## TO BE DONE
Scan the data below. Pull out each line where "name" occurs.

[Start]

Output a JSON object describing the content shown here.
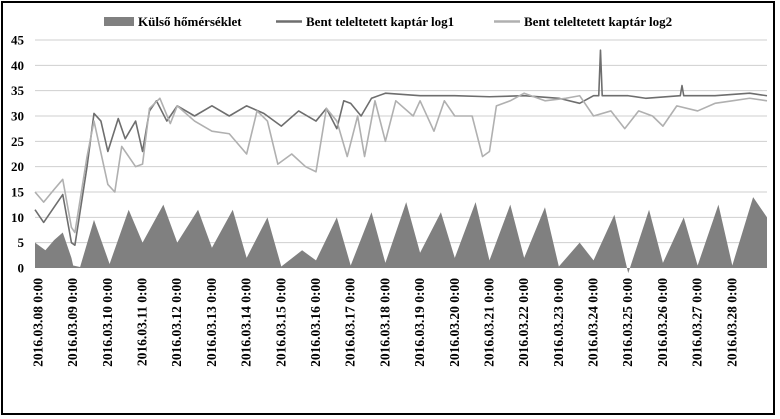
{
  "chart_data": {
    "type": "area",
    "title": "",
    "xlabel": "",
    "ylabel": "",
    "ylim": [
      0,
      45
    ],
    "yticks": [
      0,
      5,
      10,
      15,
      20,
      25,
      30,
      35,
      40,
      45
    ],
    "grid": {
      "horizontal": true,
      "vertical": false
    },
    "legend_position": "top",
    "x_range": [
      "2016.03.08 0:00",
      "2016.03.29 0:00"
    ],
    "x_tick_labels": [
      "2016.03.08 0:00",
      "2016.03.09 0:00",
      "2016.03.10 0:00",
      "2016.03.11 0:00",
      "2016.03.12 0:00",
      "2016.03.13 0:00",
      "2016.03.14 0:00",
      "2016.03.15 0:00",
      "2016.03.16 0:00",
      "2016.03.17 0:00",
      "2016.03.18 0:00",
      "2016.03.19 0:00",
      "2016.03.20 0:00",
      "2016.03.21 0:00",
      "2016.03.22 0:00",
      "2016.03.23 0:00",
      "2016.03.24 0:00",
      "2016.03.25 0:00",
      "2016.03.26 0:00",
      "2016.03.27 0:00",
      "2016.03.28 0:00"
    ],
    "series": [
      {
        "name": "Külső hőmérséklet",
        "kind": "area",
        "color": "#808080",
        "points": [
          [
            "2016.03.07 21:36",
            5.0
          ],
          [
            "2016.03.08 4:48",
            3.5
          ],
          [
            "2016.03.08 10:48",
            5.5
          ],
          [
            "2016.03.08 16:48",
            7.0
          ],
          [
            "2016.03.08 22:48",
            2.0
          ],
          [
            "2016.03.09 0:00",
            0.5
          ],
          [
            "2016.03.09 4:48",
            0.2
          ],
          [
            "2016.03.09 14:24",
            9.5
          ],
          [
            "2016.03.10 1:12",
            0.8
          ],
          [
            "2016.03.10 14:24",
            11.5
          ],
          [
            "2016.03.11 0:00",
            5.0
          ],
          [
            "2016.03.11 14:24",
            12.5
          ],
          [
            "2016.03.12 0:00",
            5.0
          ],
          [
            "2016.03.12 14:24",
            11.5
          ],
          [
            "2016.03.13 0:00",
            4.0
          ],
          [
            "2016.03.13 14:24",
            11.5
          ],
          [
            "2016.03.14 0:00",
            2.0
          ],
          [
            "2016.03.14 14:24",
            10.0
          ],
          [
            "2016.03.15 0:00",
            0.3
          ],
          [
            "2016.03.15 14:24",
            3.5
          ],
          [
            "2016.03.16 0:00",
            1.5
          ],
          [
            "2016.03.16 14:24",
            10.0
          ],
          [
            "2016.03.17 0:00",
            0.5
          ],
          [
            "2016.03.17 14:24",
            11.0
          ],
          [
            "2016.03.18 0:00",
            1.0
          ],
          [
            "2016.03.18 14:24",
            13.0
          ],
          [
            "2016.03.19 0:00",
            3.0
          ],
          [
            "2016.03.19 14:24",
            11.0
          ],
          [
            "2016.03.20 0:00",
            2.0
          ],
          [
            "2016.03.20 14:24",
            13.0
          ],
          [
            "2016.03.21 0:00",
            1.5
          ],
          [
            "2016.03.21 14:24",
            12.5
          ],
          [
            "2016.03.22 0:00",
            2.0
          ],
          [
            "2016.03.22 14:24",
            12.0
          ],
          [
            "2016.03.23 0:00",
            0.3
          ],
          [
            "2016.03.23 14:24",
            5.0
          ],
          [
            "2016.03.24 0:00",
            1.5
          ],
          [
            "2016.03.24 14:24",
            10.5
          ],
          [
            "2016.03.25 0:00",
            -1.0
          ],
          [
            "2016.03.25 14:24",
            11.5
          ],
          [
            "2016.03.26 0:00",
            1.0
          ],
          [
            "2016.03.26 14:24",
            10.0
          ],
          [
            "2016.03.27 0:00",
            0.5
          ],
          [
            "2016.03.27 14:24",
            12.5
          ],
          [
            "2016.03.28 0:00",
            0.5
          ],
          [
            "2016.03.28 14:24",
            14.0
          ],
          [
            "2016.03.29 0:00",
            10.0
          ]
        ]
      },
      {
        "name": "Bent teleltetett kaptár log1",
        "kind": "line",
        "color": "#6e6e6e",
        "points": [
          [
            "2016.03.07 21:36",
            11.5
          ],
          [
            "2016.03.08 3:36",
            9.0
          ],
          [
            "2016.03.08 10:48",
            12.0
          ],
          [
            "2016.03.08 16:48",
            14.5
          ],
          [
            "2016.03.08 22:48",
            5.0
          ],
          [
            "2016.03.09 1:12",
            4.5
          ],
          [
            "2016.03.09 9:36",
            20.0
          ],
          [
            "2016.03.09 14:24",
            30.5
          ],
          [
            "2016.03.09 19:12",
            29.0
          ],
          [
            "2016.03.10 0:00",
            23.0
          ],
          [
            "2016.03.10 7:12",
            29.5
          ],
          [
            "2016.03.10 12:00",
            25.5
          ],
          [
            "2016.03.10 19:12",
            29.0
          ],
          [
            "2016.03.11 0:00",
            23.0
          ],
          [
            "2016.03.11 4:48",
            31.0
          ],
          [
            "2016.03.11 9:36",
            33.0
          ],
          [
            "2016.03.11 16:48",
            29.0
          ],
          [
            "2016.03.12 0:00",
            32.0
          ],
          [
            "2016.03.12 12:00",
            30.0
          ],
          [
            "2016.03.13 0:00",
            32.0
          ],
          [
            "2016.03.13 12:00",
            30.0
          ],
          [
            "2016.03.14 0:00",
            32.0
          ],
          [
            "2016.03.14 12:00",
            30.5
          ],
          [
            "2016.03.15 0:00",
            28.0
          ],
          [
            "2016.03.15 12:00",
            31.0
          ],
          [
            "2016.03.16 0:00",
            29.0
          ],
          [
            "2016.03.16 7:12",
            31.5
          ],
          [
            "2016.03.16 14:24",
            27.5
          ],
          [
            "2016.03.16 19:12",
            33.0
          ],
          [
            "2016.03.17 0:00",
            32.5
          ],
          [
            "2016.03.17 7:12",
            30.0
          ],
          [
            "2016.03.17 14:24",
            33.5
          ],
          [
            "2016.03.18 0:00",
            34.5
          ],
          [
            "2016.03.19 0:00",
            34.0
          ],
          [
            "2016.03.20 0:00",
            34.0
          ],
          [
            "2016.03.21 0:00",
            33.8
          ],
          [
            "2016.03.22 0:00",
            34.0
          ],
          [
            "2016.03.23 0:00",
            33.5
          ],
          [
            "2016.03.23 14:24",
            32.5
          ],
          [
            "2016.03.24 0:00",
            34.0
          ],
          [
            "2016.03.24 3:36",
            34.0
          ],
          [
            "2016.03.24 4:48",
            43.0
          ],
          [
            "2016.03.24 6:00",
            34.0
          ],
          [
            "2016.03.25 0:00",
            34.0
          ],
          [
            "2016.03.25 12:00",
            33.5
          ],
          [
            "2016.03.26 12:00",
            34.0
          ],
          [
            "2016.03.26 13:12",
            36.0
          ],
          [
            "2016.03.26 14:24",
            34.0
          ],
          [
            "2016.03.27 12:00",
            34.0
          ],
          [
            "2016.03.28 12:00",
            34.5
          ],
          [
            "2016.03.29 0:00",
            34.0
          ]
        ]
      },
      {
        "name": "Bent teleltetett kaptár log2",
        "kind": "line",
        "color": "#b0b0b0",
        "points": [
          [
            "2016.03.07 21:36",
            15.0
          ],
          [
            "2016.03.08 3:36",
            13.0
          ],
          [
            "2016.03.08 10:48",
            15.5
          ],
          [
            "2016.03.08 16:48",
            17.5
          ],
          [
            "2016.03.08 22:48",
            8.0
          ],
          [
            "2016.03.09 1:12",
            7.0
          ],
          [
            "2016.03.09 9:36",
            22.0
          ],
          [
            "2016.03.09 14:24",
            29.0
          ],
          [
            "2016.03.10 0:00",
            16.5
          ],
          [
            "2016.03.10 4:48",
            15.0
          ],
          [
            "2016.03.10 9:36",
            24.0
          ],
          [
            "2016.03.10 19:12",
            20.0
          ],
          [
            "2016.03.11 0:00",
            20.5
          ],
          [
            "2016.03.11 4:48",
            31.5
          ],
          [
            "2016.03.11 12:00",
            33.5
          ],
          [
            "2016.03.11 19:12",
            28.5
          ],
          [
            "2016.03.12 0:00",
            32.0
          ],
          [
            "2016.03.12 12:00",
            29.0
          ],
          [
            "2016.03.13 0:00",
            27.0
          ],
          [
            "2016.03.13 12:00",
            26.5
          ],
          [
            "2016.03.14 0:00",
            22.5
          ],
          [
            "2016.03.14 7:12",
            31.0
          ],
          [
            "2016.03.14 14:24",
            29.0
          ],
          [
            "2016.03.14 21:36",
            20.5
          ],
          [
            "2016.03.15 7:12",
            22.5
          ],
          [
            "2016.03.15 16:48",
            20.0
          ],
          [
            "2016.03.16 0:00",
            19.0
          ],
          [
            "2016.03.16 7:12",
            31.5
          ],
          [
            "2016.03.16 14:24",
            29.0
          ],
          [
            "2016.03.16 21:36",
            22.0
          ],
          [
            "2016.03.17 4:48",
            30.0
          ],
          [
            "2016.03.17 9:36",
            22.0
          ],
          [
            "2016.03.17 16:48",
            33.0
          ],
          [
            "2016.03.18 0:00",
            25.0
          ],
          [
            "2016.03.18 7:12",
            33.0
          ],
          [
            "2016.03.18 19:12",
            30.0
          ],
          [
            "2016.03.19 0:00",
            33.0
          ],
          [
            "2016.03.19 9:36",
            27.0
          ],
          [
            "2016.03.19 16:48",
            33.0
          ],
          [
            "2016.03.20 0:00",
            30.0
          ],
          [
            "2016.03.20 12:00",
            30.0
          ],
          [
            "2016.03.20 19:12",
            22.0
          ],
          [
            "2016.03.21 0:00",
            23.0
          ],
          [
            "2016.03.21 4:48",
            32.0
          ],
          [
            "2016.03.21 14:24",
            33.0
          ],
          [
            "2016.03.22 0:00",
            34.5
          ],
          [
            "2016.03.22 14:24",
            33.0
          ],
          [
            "2016.03.23 4:48",
            33.5
          ],
          [
            "2016.03.23 14:24",
            34.0
          ],
          [
            "2016.03.24 0:00",
            30.0
          ],
          [
            "2016.03.24 12:00",
            31.0
          ],
          [
            "2016.03.24 21:36",
            27.5
          ],
          [
            "2016.03.25 7:12",
            31.0
          ],
          [
            "2016.03.25 16:48",
            30.0
          ],
          [
            "2016.03.26 0:00",
            28.0
          ],
          [
            "2016.03.26 9:36",
            32.0
          ],
          [
            "2016.03.27 0:00",
            31.0
          ],
          [
            "2016.03.27 12:00",
            32.5
          ],
          [
            "2016.03.28 0:00",
            33.0
          ],
          [
            "2016.03.28 12:00",
            33.5
          ],
          [
            "2016.03.29 0:00",
            33.0
          ]
        ]
      }
    ]
  }
}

[End]

## THE REPLY
        "name": "Külső hőmérséklet",
        "name": "Bent teleltetett kaptár log1",
        "name": "Bent teleltetett kaptár log2",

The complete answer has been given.